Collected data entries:
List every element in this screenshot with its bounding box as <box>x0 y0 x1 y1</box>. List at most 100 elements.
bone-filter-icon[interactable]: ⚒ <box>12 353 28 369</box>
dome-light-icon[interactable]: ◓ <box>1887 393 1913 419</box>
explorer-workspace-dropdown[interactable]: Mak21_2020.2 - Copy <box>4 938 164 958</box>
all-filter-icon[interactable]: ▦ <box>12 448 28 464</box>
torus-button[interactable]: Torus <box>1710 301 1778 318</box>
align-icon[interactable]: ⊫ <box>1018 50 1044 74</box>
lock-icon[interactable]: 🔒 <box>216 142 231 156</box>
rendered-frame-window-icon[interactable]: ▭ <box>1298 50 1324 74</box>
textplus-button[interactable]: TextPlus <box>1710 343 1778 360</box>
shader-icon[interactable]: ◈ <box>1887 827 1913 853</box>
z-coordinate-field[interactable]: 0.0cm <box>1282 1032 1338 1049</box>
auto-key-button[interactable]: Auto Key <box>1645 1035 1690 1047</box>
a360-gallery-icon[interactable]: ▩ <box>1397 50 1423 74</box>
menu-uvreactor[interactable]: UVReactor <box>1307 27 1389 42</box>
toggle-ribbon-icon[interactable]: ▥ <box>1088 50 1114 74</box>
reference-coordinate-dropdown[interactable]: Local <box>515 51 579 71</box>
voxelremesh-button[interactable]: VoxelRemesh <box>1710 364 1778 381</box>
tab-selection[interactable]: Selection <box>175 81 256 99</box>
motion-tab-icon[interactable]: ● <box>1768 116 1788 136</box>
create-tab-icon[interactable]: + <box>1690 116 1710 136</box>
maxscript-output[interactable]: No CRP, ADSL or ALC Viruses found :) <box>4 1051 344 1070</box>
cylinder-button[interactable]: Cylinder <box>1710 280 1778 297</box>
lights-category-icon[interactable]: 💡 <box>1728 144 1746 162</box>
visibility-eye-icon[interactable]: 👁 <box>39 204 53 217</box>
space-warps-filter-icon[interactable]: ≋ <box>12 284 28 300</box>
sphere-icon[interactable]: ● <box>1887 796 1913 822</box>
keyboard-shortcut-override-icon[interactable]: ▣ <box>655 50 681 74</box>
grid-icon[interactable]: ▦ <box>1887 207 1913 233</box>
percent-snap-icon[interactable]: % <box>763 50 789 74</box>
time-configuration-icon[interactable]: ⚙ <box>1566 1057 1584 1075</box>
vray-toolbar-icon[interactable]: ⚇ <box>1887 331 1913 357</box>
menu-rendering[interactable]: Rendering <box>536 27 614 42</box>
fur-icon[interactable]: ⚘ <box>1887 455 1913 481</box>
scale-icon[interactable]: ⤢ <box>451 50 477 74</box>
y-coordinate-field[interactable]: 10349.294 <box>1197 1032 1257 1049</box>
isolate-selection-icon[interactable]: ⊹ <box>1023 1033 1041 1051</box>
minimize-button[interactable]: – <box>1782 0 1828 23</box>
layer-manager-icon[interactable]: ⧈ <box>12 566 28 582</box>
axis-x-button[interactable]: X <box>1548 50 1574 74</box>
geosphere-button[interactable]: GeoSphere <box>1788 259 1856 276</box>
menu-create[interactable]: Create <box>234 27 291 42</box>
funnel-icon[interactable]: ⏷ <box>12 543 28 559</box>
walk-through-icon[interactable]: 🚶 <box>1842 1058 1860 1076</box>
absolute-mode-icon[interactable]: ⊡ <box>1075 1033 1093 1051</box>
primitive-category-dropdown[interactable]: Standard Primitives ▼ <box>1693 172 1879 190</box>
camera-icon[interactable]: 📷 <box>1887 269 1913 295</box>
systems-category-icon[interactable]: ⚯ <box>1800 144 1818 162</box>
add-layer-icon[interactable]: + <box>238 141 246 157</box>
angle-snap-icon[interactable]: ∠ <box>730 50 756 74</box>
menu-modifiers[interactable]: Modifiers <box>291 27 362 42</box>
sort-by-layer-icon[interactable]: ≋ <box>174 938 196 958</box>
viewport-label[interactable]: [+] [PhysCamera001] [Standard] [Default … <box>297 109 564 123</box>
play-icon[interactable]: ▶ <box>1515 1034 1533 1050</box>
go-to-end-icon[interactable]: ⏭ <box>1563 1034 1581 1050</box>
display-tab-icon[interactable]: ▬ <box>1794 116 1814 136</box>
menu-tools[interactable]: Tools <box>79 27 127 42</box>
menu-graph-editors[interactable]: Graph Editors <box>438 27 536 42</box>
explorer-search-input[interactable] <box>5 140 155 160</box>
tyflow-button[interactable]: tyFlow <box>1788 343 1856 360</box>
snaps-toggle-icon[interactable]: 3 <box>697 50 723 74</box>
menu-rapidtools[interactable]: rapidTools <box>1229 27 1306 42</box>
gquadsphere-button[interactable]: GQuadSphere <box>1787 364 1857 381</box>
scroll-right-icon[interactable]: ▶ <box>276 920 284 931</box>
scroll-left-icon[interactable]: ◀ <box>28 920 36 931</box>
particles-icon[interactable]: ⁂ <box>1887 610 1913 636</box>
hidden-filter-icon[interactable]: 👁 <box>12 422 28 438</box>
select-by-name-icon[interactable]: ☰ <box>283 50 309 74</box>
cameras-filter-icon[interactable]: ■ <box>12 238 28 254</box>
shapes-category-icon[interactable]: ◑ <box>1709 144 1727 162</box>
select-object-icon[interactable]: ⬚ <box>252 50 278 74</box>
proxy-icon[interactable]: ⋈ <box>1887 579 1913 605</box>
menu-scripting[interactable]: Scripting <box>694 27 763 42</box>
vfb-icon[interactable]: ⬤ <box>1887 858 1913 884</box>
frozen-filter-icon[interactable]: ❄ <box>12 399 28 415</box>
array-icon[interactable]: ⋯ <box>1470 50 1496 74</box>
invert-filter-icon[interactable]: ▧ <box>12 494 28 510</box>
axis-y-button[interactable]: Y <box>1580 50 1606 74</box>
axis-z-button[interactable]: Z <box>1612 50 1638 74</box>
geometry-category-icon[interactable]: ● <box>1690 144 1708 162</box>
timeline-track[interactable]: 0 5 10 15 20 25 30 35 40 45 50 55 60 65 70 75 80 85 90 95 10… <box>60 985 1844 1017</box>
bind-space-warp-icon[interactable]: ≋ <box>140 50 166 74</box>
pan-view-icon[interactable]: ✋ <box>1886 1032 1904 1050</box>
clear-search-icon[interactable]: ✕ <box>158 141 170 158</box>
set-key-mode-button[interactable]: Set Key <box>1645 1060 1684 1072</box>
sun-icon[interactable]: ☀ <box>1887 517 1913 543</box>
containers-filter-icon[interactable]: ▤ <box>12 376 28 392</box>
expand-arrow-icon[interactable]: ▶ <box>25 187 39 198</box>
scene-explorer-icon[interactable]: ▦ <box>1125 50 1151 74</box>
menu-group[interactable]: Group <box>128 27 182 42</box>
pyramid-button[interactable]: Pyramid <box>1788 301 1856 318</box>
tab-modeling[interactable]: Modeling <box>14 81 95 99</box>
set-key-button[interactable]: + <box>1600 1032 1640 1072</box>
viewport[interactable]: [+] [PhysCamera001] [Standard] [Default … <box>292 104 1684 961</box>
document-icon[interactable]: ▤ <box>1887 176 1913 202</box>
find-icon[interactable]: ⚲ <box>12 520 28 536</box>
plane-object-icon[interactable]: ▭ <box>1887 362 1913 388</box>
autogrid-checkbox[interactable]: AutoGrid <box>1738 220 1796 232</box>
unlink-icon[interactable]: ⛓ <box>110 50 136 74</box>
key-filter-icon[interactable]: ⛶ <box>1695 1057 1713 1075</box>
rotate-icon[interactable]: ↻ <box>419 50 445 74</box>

● About this exercise
Above are the records; retype them all without a single difference.

● Answer box
List every element in this screenshot with its bounding box as <box>x0 y0 x1 y1</box>. List at most 100 elements.
bone-filter-icon[interactable]: ⚒ <box>12 353 28 369</box>
dome-light-icon[interactable]: ◓ <box>1887 393 1913 419</box>
explorer-workspace-dropdown[interactable]: Mak21_2020.2 - Copy <box>4 938 164 958</box>
all-filter-icon[interactable]: ▦ <box>12 448 28 464</box>
torus-button[interactable]: Torus <box>1710 301 1778 318</box>
align-icon[interactable]: ⊫ <box>1018 50 1044 74</box>
lock-icon[interactable]: 🔒 <box>216 142 231 156</box>
rendered-frame-window-icon[interactable]: ▭ <box>1298 50 1324 74</box>
textplus-button[interactable]: TextPlus <box>1710 343 1778 360</box>
shader-icon[interactable]: ◈ <box>1887 827 1913 853</box>
z-coordinate-field[interactable]: 0.0cm <box>1282 1032 1338 1049</box>
auto-key-button[interactable]: Auto Key <box>1645 1035 1690 1047</box>
a360-gallery-icon[interactable]: ▩ <box>1397 50 1423 74</box>
menu-uvreactor[interactable]: UVReactor <box>1307 27 1389 42</box>
toggle-ribbon-icon[interactable]: ▥ <box>1088 50 1114 74</box>
reference-coordinate-dropdown[interactable]: Local <box>515 51 579 71</box>
voxelremesh-button[interactable]: VoxelRemesh <box>1710 364 1778 381</box>
tab-selection[interactable]: Selection <box>175 81 256 99</box>
motion-tab-icon[interactable]: ● <box>1768 116 1788 136</box>
create-tab-icon[interactable]: + <box>1690 116 1710 136</box>
maxscript-output[interactable]: No CRP, ADSL or ALC Viruses found :) <box>4 1051 344 1070</box>
cylinder-button[interactable]: Cylinder <box>1710 280 1778 297</box>
lights-category-icon[interactable]: 💡 <box>1728 144 1746 162</box>
visibility-eye-icon[interactable]: 👁 <box>39 204 53 217</box>
space-warps-filter-icon[interactable]: ≋ <box>12 284 28 300</box>
sphere-icon[interactable]: ● <box>1887 796 1913 822</box>
keyboard-shortcut-override-icon[interactable]: ▣ <box>655 50 681 74</box>
grid-icon[interactable]: ▦ <box>1887 207 1913 233</box>
percent-snap-icon[interactable]: % <box>763 50 789 74</box>
time-configuration-icon[interactable]: ⚙ <box>1566 1057 1584 1075</box>
vray-toolbar-icon[interactable]: ⚇ <box>1887 331 1913 357</box>
menu-rendering[interactable]: Rendering <box>536 27 614 42</box>
fur-icon[interactable]: ⚘ <box>1887 455 1913 481</box>
scale-icon[interactable]: ⤢ <box>451 50 477 74</box>
y-coordinate-field[interactable]: 10349.294 <box>1197 1032 1257 1049</box>
isolate-selection-icon[interactable]: ⊹ <box>1023 1033 1041 1051</box>
minimize-button[interactable]: – <box>1782 0 1828 23</box>
layer-manager-icon[interactable]: ⧈ <box>12 566 28 582</box>
axis-x-button[interactable]: X <box>1548 50 1574 74</box>
geosphere-button[interactable]: GeoSphere <box>1788 259 1856 276</box>
menu-create[interactable]: Create <box>234 27 291 42</box>
funnel-icon[interactable]: ⏷ <box>12 543 28 559</box>
walk-through-icon[interactable]: 🚶 <box>1842 1058 1860 1076</box>
absolute-mode-icon[interactable]: ⊡ <box>1075 1033 1093 1051</box>
primitive-category-dropdown[interactable]: Standard Primitives ▼ <box>1693 172 1879 190</box>
camera-icon[interactable]: 📷 <box>1887 269 1913 295</box>
systems-category-icon[interactable]: ⚯ <box>1800 144 1818 162</box>
add-layer-icon[interactable]: + <box>238 141 246 157</box>
angle-snap-icon[interactable]: ∠ <box>730 50 756 74</box>
menu-modifiers[interactable]: Modifiers <box>291 27 362 42</box>
sort-by-layer-icon[interactable]: ≋ <box>174 938 196 958</box>
viewport-label[interactable]: [+] [PhysCamera001] [Standard] [Default … <box>297 109 564 123</box>
play-icon[interactable]: ▶ <box>1515 1034 1533 1050</box>
go-to-end-icon[interactable]: ⏭ <box>1563 1034 1581 1050</box>
display-tab-icon[interactable]: ▬ <box>1794 116 1814 136</box>
menu-tools[interactable]: Tools <box>79 27 127 42</box>
menu-graph-editors[interactable]: Graph Editors <box>438 27 536 42</box>
explorer-search-input[interactable] <box>5 140 155 160</box>
tyflow-button[interactable]: tyFlow <box>1788 343 1856 360</box>
snaps-toggle-icon[interactable]: 3 <box>697 50 723 74</box>
menu-rapidtools[interactable]: rapidTools <box>1229 27 1306 42</box>
gquadsphere-button[interactable]: GQuadSphere <box>1787 364 1857 381</box>
scroll-right-icon[interactable]: ▶ <box>276 920 284 931</box>
scroll-left-icon[interactable]: ◀ <box>28 920 36 931</box>
particles-icon[interactable]: ⁂ <box>1887 610 1913 636</box>
hidden-filter-icon[interactable]: 👁 <box>12 422 28 438</box>
select-by-name-icon[interactable]: ☰ <box>283 50 309 74</box>
cameras-filter-icon[interactable]: ■ <box>12 238 28 254</box>
shapes-category-icon[interactable]: ◑ <box>1709 144 1727 162</box>
select-object-icon[interactable]: ⬚ <box>252 50 278 74</box>
proxy-icon[interactable]: ⋈ <box>1887 579 1913 605</box>
menu-scripting[interactable]: Scripting <box>694 27 763 42</box>
vfb-icon[interactable]: ⬤ <box>1887 858 1913 884</box>
frozen-filter-icon[interactable]: ❄ <box>12 399 28 415</box>
array-icon[interactable]: ⋯ <box>1470 50 1496 74</box>
invert-filter-icon[interactable]: ▧ <box>12 494 28 510</box>
axis-y-button[interactable]: Y <box>1580 50 1606 74</box>
axis-z-button[interactable]: Z <box>1612 50 1638 74</box>
geometry-category-icon[interactable]: ● <box>1690 144 1708 162</box>
timeline-track[interactable]: 0 5 10 15 20 25 30 35 40 45 50 55 60 65 70 75 80 85 90 95 10… <box>60 985 1844 1017</box>
bind-space-warp-icon[interactable]: ≋ <box>140 50 166 74</box>
pan-view-icon[interactable]: ✋ <box>1886 1032 1904 1050</box>
clear-search-icon[interactable]: ✕ <box>158 141 170 158</box>
set-key-mode-button[interactable]: Set Key <box>1645 1060 1684 1072</box>
sun-icon[interactable]: ☀ <box>1887 517 1913 543</box>
containers-filter-icon[interactable]: ▤ <box>12 376 28 392</box>
expand-arrow-icon[interactable]: ▶ <box>25 187 39 198</box>
scene-explorer-icon[interactable]: ▦ <box>1125 50 1151 74</box>
menu-group[interactable]: Group <box>128 27 182 42</box>
pyramid-button[interactable]: Pyramid <box>1788 301 1856 318</box>
tab-modeling[interactable]: Modeling <box>14 81 95 99</box>
set-key-button[interactable]: + <box>1600 1032 1640 1072</box>
viewport[interactable]: [+] [PhysCamera001] [Standard] [Default … <box>292 104 1684 961</box>
document-icon[interactable]: ▤ <box>1887 176 1913 202</box>
find-icon[interactable]: ⚲ <box>12 520 28 536</box>
plane-object-icon[interactable]: ▭ <box>1887 362 1913 388</box>
autogrid-checkbox[interactable]: AutoGrid <box>1738 220 1796 232</box>
unlink-icon[interactable]: ⛓ <box>110 50 136 74</box>
key-filter-icon[interactable]: ⛶ <box>1695 1057 1713 1075</box>
rotate-icon[interactable]: ↻ <box>419 50 445 74</box>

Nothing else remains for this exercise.